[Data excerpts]

━━━━━━

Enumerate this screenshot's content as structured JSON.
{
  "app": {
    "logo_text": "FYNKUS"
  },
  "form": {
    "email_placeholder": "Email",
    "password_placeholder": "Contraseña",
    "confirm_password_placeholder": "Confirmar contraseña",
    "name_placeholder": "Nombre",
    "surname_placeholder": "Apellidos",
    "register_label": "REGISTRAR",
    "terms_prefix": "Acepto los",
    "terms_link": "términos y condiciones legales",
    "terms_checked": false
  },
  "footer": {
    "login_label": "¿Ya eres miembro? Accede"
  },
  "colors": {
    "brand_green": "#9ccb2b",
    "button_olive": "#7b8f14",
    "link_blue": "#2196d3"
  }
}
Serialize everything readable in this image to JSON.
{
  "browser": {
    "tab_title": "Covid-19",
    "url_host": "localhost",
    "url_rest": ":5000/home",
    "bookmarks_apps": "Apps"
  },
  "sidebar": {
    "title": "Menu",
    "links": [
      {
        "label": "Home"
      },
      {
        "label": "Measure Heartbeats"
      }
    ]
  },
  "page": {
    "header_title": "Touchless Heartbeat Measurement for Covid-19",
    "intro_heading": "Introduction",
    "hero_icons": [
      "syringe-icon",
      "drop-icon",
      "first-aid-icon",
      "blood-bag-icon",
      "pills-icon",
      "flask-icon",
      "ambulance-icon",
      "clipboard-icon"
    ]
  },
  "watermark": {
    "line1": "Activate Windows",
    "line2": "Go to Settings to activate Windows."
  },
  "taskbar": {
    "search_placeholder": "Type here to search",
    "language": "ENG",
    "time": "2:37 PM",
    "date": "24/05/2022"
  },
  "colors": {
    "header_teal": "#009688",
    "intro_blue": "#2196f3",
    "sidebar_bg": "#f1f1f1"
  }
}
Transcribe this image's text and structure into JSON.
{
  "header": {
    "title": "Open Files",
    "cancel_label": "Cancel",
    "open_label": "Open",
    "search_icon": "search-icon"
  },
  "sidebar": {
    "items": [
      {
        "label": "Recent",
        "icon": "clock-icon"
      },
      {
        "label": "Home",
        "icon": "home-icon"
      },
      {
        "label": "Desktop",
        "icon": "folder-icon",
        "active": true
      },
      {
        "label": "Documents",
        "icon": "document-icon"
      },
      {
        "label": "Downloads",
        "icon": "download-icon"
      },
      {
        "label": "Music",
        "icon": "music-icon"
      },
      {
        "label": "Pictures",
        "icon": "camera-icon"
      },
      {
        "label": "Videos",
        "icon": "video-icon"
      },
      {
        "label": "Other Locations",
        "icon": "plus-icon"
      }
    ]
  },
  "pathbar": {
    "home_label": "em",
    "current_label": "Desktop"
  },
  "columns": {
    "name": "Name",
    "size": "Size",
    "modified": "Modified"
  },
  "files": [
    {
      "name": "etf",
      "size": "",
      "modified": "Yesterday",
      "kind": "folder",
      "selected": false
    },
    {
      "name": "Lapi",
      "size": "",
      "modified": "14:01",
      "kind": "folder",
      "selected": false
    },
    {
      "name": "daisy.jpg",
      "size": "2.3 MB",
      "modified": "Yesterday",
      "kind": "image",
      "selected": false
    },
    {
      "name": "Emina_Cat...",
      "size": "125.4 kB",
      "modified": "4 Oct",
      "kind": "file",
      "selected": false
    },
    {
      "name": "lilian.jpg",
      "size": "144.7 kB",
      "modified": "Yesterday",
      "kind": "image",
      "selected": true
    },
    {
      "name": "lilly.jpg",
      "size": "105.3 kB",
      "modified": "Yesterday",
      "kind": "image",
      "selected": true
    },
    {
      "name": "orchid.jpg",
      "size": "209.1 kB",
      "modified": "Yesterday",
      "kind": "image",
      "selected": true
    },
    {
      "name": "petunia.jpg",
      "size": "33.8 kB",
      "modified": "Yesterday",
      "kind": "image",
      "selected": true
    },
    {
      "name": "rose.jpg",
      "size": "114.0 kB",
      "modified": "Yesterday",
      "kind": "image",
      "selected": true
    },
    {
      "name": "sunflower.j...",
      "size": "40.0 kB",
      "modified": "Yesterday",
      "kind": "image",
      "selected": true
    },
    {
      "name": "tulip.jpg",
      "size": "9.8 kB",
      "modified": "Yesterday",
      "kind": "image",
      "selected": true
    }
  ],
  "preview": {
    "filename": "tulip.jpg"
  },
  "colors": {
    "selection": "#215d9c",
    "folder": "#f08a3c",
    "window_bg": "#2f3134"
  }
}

━━━━━━

* [Your goal]:
Your answer should be a single number: the count of lines holding the word "Desktop".

* [Result for this task]:
2